◆ **REQUEST**
Report all lines from the entries below in which "unit" appears.

◆ **DATA RECORDS**
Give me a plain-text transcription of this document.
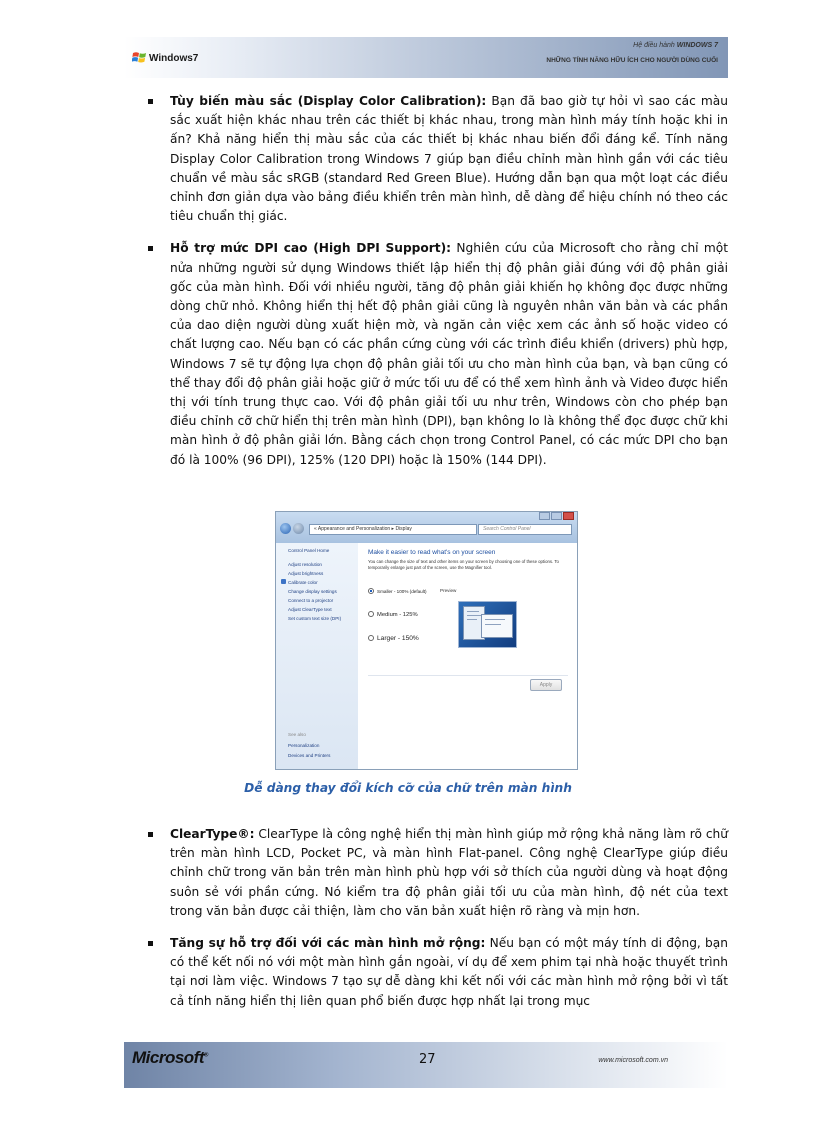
Windows7
Hệ điều hành WINDOWS 7
NHỮNG TÍNH NĂNG HỮU ÍCH CHO NGƯỜI DÙNG CUỐI
Tùy biến màu sắc (Display Color Calibration): Bạn đã bao giờ tự hỏi vì sao các màu sắc xuất hiện khác nhau trên các thiết bị khác nhau, trong màn hình máy tính hoặc khi in ấn? Khả năng hiển thị màu sắc của các thiết bị khác nhau biến đổi đáng kể. Tính năng Display Color Calibration trong Windows 7 giúp bạn điều chỉnh màn hình gần với các tiêu chuẩn về màu sắc sRGB (standard Red Green Blue). Hướng dẫn bạn qua một loạt các điều chỉnh đơn giản dựa vào bảng điều khiển trên màn hình, dễ dàng để hiệu chính nó theo các tiêu chuẩn thị giác.
Hỗ trợ mức DPI cao (High DPI Support): Nghiên cứu của Microsoft cho rằng chỉ một nửa những người sử dụng Windows thiết lập hiển thị độ phân giải đúng với độ phân giải gốc của màn hình. Đối với nhiều người, tăng độ phân giải khiến họ không đọc được những dòng chữ nhỏ. Không hiển thị hết độ phân giải cũng là nguyên nhân văn bản và các phần của dao diện người dùng xuất hiện mờ, và ngăn cản việc xem các ảnh số hoặc video có chất lượng cao. Nếu bạn có các phần cứng cùng với các trình điều khiển (drivers) phù hợp, Windows 7 sẽ tự động lựa chọn độ phân giải tối ưu cho màn hình của bạn, và bạn cũng có thể thay đổi độ phân giải hoặc giữ ở mức tối ưu để có thể xem hình ảnh và Video được hiển thị với tính trung thực cao. Với độ phân giải tối ưu như trên, Windows còn cho phép bạn điều chỉnh cỡ chữ hiển thị trên màn hình (DPI), bạn không lo là không thể đọc được chữ khi màn hình ở độ phân giải lớn. Bằng cách chọn trong Control Panel, có các mức DPI cho bạn đó là 100% (96 DPI), 125% (120 DPI) hoặc là 150% (144 DPI).
« Appearance and Personalization ▸ Display	Search Control Panel
Control Panel Home
Adjust resolution
Adjust brightness
Calibrate color
Change display settings
Connect to a projector
Adjust ClearType text
Set custom text size (DPI)
See also
Personalization
Devices and Printers
Make it easier to read what's on your screen
You can change the size of text and other items on your screen by choosing one of these options. To temporarily enlarge just part of the screen, use the Magnifier tool.
Smaller - 100% (default)	Preview
Medium - 125%
Larger - 150%
Apply
Dễ dàng thay đổi kích cỡ của chữ trên màn hình
ClearType®: ClearType là công nghệ hiển thị màn hình giúp mở rộng khả năng làm rõ chữ trên màn hình LCD, Pocket PC, và màn hình Flat-panel. Công nghệ ClearType giúp điều chỉnh chữ trong văn bản trên màn hình phù hợp với sở thích của người dùng và hoạt động suôn sẻ với phần cứng. Nó kiểm tra độ phân giải tối ưu của màn hình, độ nét của text trong văn bản được cải thiện, làm cho văn bản xuất hiện rõ ràng và mịn hơn.
Tăng sự hỗ trợ đối với các màn hình mở rộng: Nếu bạn có một máy tính di động, bạn có thể kết nối nó với một màn hình gắn ngoài, ví dụ để xem phim tại nhà hoặc thuyết trình tại nơi làm việc. Windows 7 tạo sự dễ dàng khi kết nối với các màn hình mở rộng bởi vì tất cả tính năng hiển thị liên quan phổ biến được hợp nhất lại trong mục
Microsoft®	27	www.microsoft.com.vn
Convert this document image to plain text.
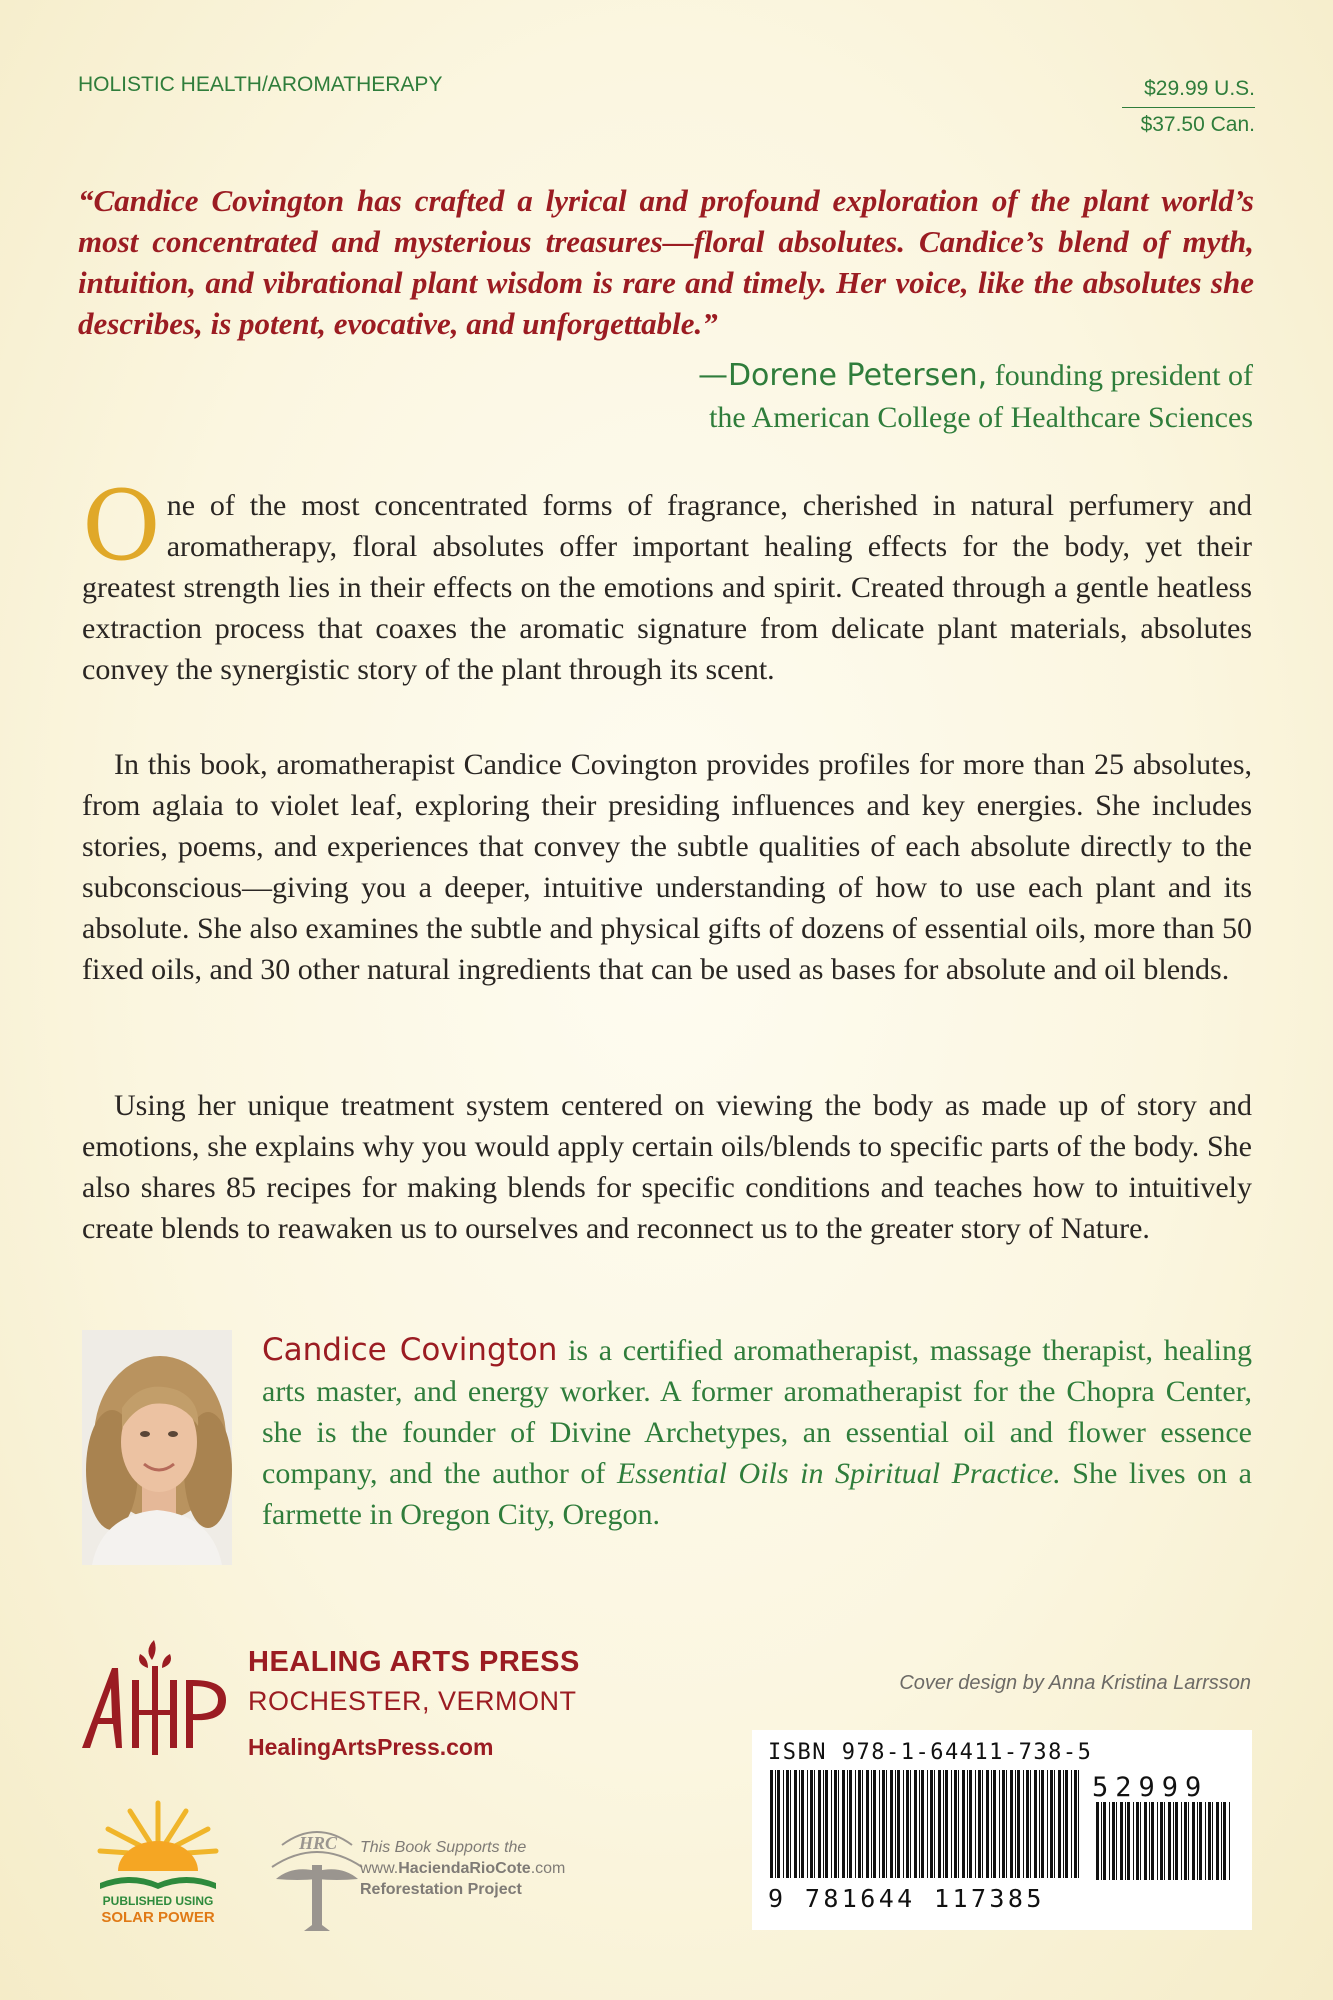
HOLISTIC HEALTH/AROMATHERAPY	$29.99 U.S.
$37.50 Can.
“Candice Covington has crafted a lyrical and profound exploration of the plant world’s most concentrated and mysterious treasures—floral absolutes. Candice’s blend of myth, intuition, and vibrational plant wisdom is rare and timely. Her voice, like the absolutes she describes, is potent, evocative, and unforgettable.”
—Dorene Petersen, founding president of
the American College of Healthcare Sciences

One of the most concentrated forms of fragrance, cherished in natural perfumery and aromatherapy, floral absolutes offer important healing effects for the body, yet their greatest strength lies in their effects on the emotions and spirit. Created through a gentle heatless extraction process that coaxes the aromatic signature from delicate plant materials, absolutes convey the synergistic story of the plant through its scent.

In this book, aromatherapist Candice Covington provides profiles for more than 25 absolutes, from aglaia to violet leaf, exploring their presiding influences and key energies. She includes stories, poems, and experiences that convey the subtle qualities of each absolute directly to the subconscious—giving you a deeper, intuitive understanding of how to use each plant and its absolute. She also examines the subtle and physical gifts of dozens of essential oils, more than 50 fixed oils, and 30 other natural ingredients that can be used as bases for absolute and oil blends.

Using her unique treatment system centered on viewing the body as made up of story and emotions, she explains why you would apply certain oils/blends to specific parts of the body. She also shares 85 recipes for making blends for specific conditions and teaches how to intuitively create blends to reawaken us to ourselves and reconnect us to the greater story of Nature.

Candice Covington is a certified aromatherapist, massage therapist, healing arts master, and energy worker. A former aromatherapist for the Chopra Center, she is the founder of Divine Archetypes, an essential oil and flower essence company, and the author of Essential Oils in Spiritual Practice. She lives on a farmette in Oregon City, Oregon.

HEALING ARTS PRESS
ROCHESTER, VERMONT
HealingArtsPress.com
Cover design by Anna Kristina Larrsson
PUBLISHED USING
SOLAR POWER
HRC This Book Supports the
www.HaciendaRioCote.com
Reforestation Project
ISBN 978-1-64411-738-5
52999
9 781644 117385
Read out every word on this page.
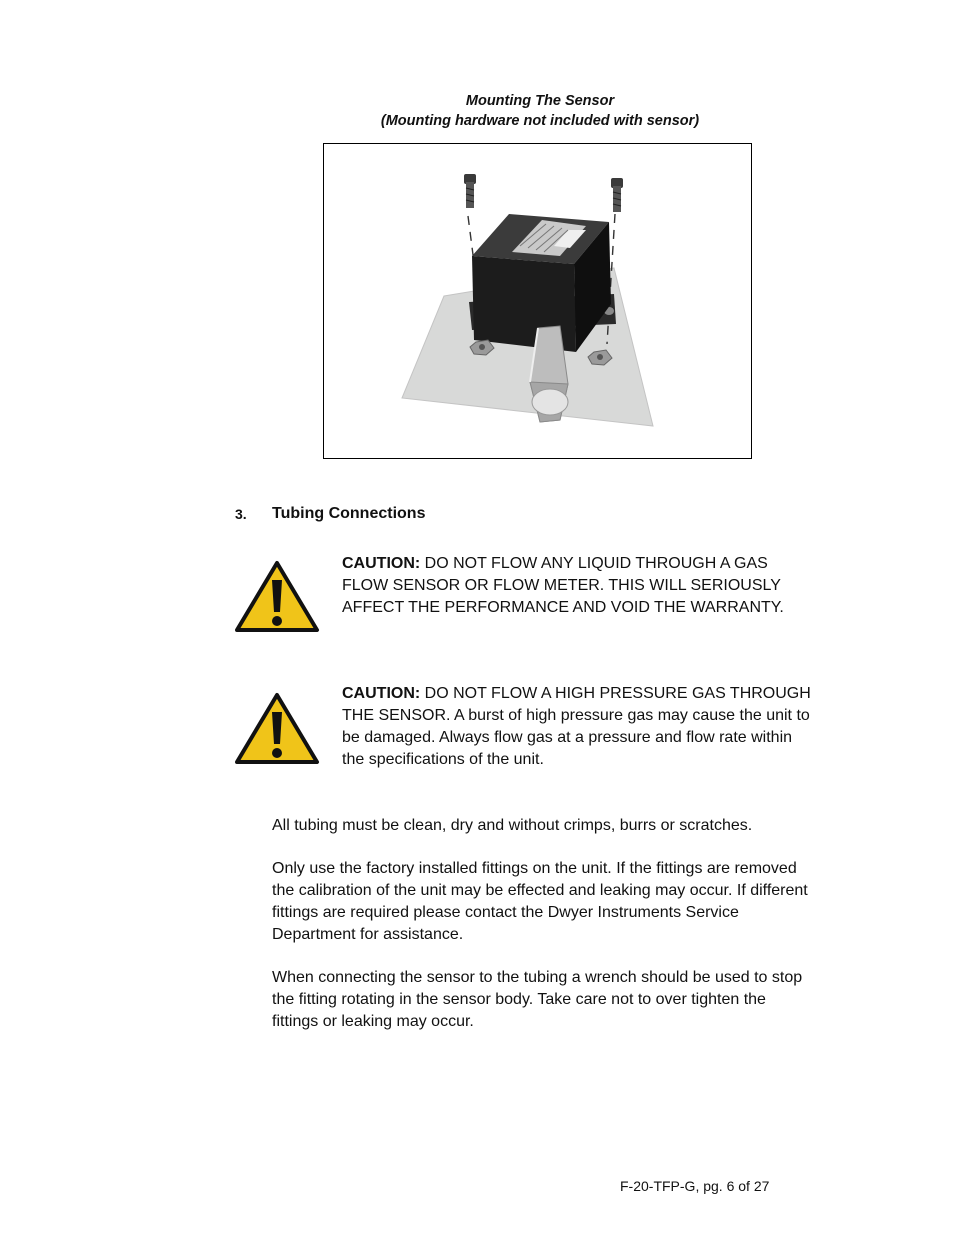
Mounting The Sensor
(Mounting hardware not included with sensor)
3. Tubing Connections
CAUTION: DO NOT FLOW ANY LIQUID THROUGH A GAS FLOW SENSOR OR FLOW METER. THIS WILL SERIOUSLY AFFECT THE PERFORMANCE AND VOID THE WARRANTY.
CAUTION: DO NOT FLOW A HIGH PRESSURE GAS THROUGH THE SENSOR. A burst of high pressure gas may cause the unit to be damaged. Always flow gas at a pressure and flow rate within the specifications of the unit.
All tubing must be clean, dry and without crimps, burrs or scratches.
Only use the factory installed fittings on the unit. If the fittings are removed the calibration of the unit may be effected and leaking may occur. If different fittings are required please contact the Dwyer Instruments Service Department for assistance.
When connecting the sensor to the tubing a wrench should be used to stop the fitting rotating in the sensor body. Take care not to over tighten the fittings or leaking may occur.
F-20-TFP-G, pg. 6 of 27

◆ **TASK RESPONSE**
CAUTION: DO NOT FLOW A HIGH PRESSURE GAS THROUGH THE SENSOR. A burst of high pressure gas may cause the unit to be damaged. Always flow gas at a pressure and flow rate within the specifications of the unit.
Only use the factory installed fittings on the unit. If the fittings are removed the calibration of the unit may be effected and leaking may occur. If different fittings are required please contact the Dwyer Instruments Service Department for assistance.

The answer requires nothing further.